_TASK BRIEF_. Locate and copy all lines bearing the word "active".

Data items:
'''

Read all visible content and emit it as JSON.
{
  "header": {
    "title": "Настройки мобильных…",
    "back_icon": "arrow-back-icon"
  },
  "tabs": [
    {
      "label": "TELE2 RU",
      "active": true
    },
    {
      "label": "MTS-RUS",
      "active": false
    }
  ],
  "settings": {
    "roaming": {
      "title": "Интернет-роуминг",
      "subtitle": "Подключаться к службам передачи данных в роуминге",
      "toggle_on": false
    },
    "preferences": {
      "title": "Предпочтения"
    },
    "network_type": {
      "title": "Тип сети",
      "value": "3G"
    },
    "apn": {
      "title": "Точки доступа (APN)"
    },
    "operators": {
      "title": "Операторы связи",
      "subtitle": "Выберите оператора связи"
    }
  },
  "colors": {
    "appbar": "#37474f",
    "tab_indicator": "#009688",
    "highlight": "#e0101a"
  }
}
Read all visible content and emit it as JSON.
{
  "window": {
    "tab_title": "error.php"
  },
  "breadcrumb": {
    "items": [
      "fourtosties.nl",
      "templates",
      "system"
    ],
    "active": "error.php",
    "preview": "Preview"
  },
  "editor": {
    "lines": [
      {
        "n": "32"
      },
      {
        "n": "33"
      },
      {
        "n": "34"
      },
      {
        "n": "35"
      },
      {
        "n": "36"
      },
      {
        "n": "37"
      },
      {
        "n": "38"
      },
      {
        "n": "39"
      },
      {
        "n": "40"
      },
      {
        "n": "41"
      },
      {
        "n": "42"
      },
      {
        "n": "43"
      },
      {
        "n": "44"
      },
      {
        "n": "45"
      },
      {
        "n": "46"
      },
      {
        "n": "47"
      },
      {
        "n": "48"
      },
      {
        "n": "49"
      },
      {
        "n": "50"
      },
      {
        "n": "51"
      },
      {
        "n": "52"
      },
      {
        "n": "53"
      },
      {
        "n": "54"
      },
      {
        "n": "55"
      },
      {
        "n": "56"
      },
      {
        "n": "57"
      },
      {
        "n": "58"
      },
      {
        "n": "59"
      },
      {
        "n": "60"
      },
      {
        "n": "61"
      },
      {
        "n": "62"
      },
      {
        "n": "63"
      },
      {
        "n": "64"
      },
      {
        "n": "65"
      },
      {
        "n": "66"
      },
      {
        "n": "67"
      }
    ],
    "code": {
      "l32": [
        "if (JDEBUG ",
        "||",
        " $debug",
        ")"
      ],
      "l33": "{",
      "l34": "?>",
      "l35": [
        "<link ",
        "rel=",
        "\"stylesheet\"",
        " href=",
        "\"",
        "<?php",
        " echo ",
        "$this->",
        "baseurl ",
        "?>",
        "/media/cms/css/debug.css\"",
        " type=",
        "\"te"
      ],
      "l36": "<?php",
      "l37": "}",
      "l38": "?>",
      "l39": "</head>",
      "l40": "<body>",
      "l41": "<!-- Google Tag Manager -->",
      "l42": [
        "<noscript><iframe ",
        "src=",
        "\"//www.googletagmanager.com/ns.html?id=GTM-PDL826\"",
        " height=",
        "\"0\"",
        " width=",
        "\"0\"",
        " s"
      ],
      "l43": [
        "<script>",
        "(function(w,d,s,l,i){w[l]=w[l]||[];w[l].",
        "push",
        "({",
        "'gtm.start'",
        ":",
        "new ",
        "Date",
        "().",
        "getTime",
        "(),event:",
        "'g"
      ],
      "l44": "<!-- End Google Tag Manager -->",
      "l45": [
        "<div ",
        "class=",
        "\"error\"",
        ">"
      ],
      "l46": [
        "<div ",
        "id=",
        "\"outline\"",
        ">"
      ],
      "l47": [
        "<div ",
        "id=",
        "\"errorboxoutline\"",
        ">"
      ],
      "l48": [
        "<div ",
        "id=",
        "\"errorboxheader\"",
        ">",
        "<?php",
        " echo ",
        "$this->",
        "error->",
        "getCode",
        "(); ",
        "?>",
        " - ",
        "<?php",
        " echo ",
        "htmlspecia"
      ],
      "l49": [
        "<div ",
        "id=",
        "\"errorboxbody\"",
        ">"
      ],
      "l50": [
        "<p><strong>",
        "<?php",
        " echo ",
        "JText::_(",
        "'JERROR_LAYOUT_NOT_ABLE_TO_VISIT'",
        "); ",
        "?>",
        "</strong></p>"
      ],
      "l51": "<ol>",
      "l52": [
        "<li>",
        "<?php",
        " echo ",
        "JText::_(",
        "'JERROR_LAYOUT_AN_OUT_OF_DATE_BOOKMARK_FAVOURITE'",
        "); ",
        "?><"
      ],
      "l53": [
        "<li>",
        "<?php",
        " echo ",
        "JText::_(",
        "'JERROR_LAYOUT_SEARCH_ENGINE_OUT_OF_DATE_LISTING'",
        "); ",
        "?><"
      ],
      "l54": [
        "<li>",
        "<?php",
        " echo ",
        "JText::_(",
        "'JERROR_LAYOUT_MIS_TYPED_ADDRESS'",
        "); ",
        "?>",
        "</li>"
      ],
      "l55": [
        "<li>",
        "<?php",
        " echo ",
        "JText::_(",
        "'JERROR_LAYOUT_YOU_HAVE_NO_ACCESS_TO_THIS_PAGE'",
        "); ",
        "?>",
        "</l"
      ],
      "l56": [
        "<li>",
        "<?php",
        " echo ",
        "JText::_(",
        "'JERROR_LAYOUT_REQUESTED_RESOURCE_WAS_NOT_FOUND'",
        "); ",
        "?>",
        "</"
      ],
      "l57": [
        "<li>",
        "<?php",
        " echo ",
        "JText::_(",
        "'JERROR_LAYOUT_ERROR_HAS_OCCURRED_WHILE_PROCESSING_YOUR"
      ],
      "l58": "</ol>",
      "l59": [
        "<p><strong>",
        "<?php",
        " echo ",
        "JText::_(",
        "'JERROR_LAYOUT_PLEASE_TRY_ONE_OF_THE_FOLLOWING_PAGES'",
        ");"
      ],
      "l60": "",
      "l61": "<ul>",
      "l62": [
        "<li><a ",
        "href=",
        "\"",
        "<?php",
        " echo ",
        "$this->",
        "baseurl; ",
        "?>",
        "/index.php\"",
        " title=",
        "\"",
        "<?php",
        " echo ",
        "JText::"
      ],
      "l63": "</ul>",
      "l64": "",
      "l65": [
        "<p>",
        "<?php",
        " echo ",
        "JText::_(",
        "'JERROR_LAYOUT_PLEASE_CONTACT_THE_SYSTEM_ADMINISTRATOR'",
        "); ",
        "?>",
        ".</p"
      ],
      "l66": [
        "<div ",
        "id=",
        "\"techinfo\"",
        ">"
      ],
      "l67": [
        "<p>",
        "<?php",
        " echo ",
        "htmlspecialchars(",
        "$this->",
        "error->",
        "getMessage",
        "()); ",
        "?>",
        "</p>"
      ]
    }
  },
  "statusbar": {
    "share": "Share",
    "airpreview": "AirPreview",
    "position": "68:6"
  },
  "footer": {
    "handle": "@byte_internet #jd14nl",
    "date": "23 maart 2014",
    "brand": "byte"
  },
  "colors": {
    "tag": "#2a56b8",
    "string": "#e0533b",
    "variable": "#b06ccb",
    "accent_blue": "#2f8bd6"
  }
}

'''

_OUTPUT FOR THIS TASK_.
      "active": true
      "active": false
    "active": "error.php",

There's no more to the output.